§ Exercise instructions: Type the records out again in full, exactly.

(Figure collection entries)
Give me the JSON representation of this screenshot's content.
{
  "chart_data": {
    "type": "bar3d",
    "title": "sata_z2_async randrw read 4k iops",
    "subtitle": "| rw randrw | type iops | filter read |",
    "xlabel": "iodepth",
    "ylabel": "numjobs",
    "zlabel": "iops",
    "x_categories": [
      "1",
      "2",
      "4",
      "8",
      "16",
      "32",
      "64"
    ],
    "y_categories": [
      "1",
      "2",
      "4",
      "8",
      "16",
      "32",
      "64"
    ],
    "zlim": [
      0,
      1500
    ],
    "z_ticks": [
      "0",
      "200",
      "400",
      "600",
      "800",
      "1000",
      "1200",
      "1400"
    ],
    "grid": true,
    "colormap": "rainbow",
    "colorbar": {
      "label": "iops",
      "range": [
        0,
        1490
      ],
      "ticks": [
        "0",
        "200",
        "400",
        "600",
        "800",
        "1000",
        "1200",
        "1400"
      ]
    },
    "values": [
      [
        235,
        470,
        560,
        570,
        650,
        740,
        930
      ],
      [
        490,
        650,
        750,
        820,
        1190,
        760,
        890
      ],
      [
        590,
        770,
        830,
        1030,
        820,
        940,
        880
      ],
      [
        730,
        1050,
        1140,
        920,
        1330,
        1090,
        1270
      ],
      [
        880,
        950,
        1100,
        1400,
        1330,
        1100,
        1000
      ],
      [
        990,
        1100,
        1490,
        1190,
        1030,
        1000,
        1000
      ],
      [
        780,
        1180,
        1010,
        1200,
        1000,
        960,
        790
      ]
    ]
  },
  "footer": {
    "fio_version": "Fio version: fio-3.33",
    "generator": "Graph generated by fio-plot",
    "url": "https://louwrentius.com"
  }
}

§ Exercise output:
Give me the JSON representation of this screenshot's content.
{
  "chart_data": {
    "type": "bar3d",
    "title": "sata_z2_async randrw read 4k iops",
    "subtitle": "| rw randrw | type iops | filter read |",
    "xlabel": "iodepth",
    "ylabel": "numjobs",
    "zlabel": "iops",
    "x_categories": [
      "1",
      "2",
      "4",
      "8",
      "16",
      "32",
      "64"
    ],
    "y_categories": [
      "1",
      "2",
      "4",
      "8",
      "16",
      "32",
      "64"
    ],
    "zlim": [
      0,
      1500
    ],
    "z_ticks": [
      "0",
      "200",
      "400",
      "600",
      "800",
      "1000",
      "1200",
      "1400"
    ],
    "grid": true,
    "colormap": "rainbow",
    "colorbar": {
      "label": "iops",
      "range": [
        0,
        1490
      ],
      "ticks": [
        "0",
        "200",
        "400",
        "600",
        "800",
        "1000",
        "1200",
        "1400"
      ]
    },
    "values": [
      [
        235,
        470,
        560,
        570,
        650,
        740,
        930
      ],
      [
        490,
        650,
        750,
        820,
        1190,
        760,
        890
      ],
      [
        590,
        770,
        830,
        1030,
        820,
        940,
        880
      ],
      [
        730,
        1050,
        1140,
        920,
        1330,
        1090,
        1270
      ],
      [
        880,
        950,
        1100,
        1400,
        1330,
        1100,
        1000
      ],
      [
        990,
        1100,
        1490,
        1190,
        1030,
        1000,
        1000
      ],
      [
        780,
        1180,
        1010,
        1200,
        1000,
        960,
        790
      ]
    ]
  },
  "footer": {
    "fio_version": "Fio version: fio-3.33",
    "generator": "Graph generated by fio-plot",
    "url": "https://louwrentius.com"
  }
}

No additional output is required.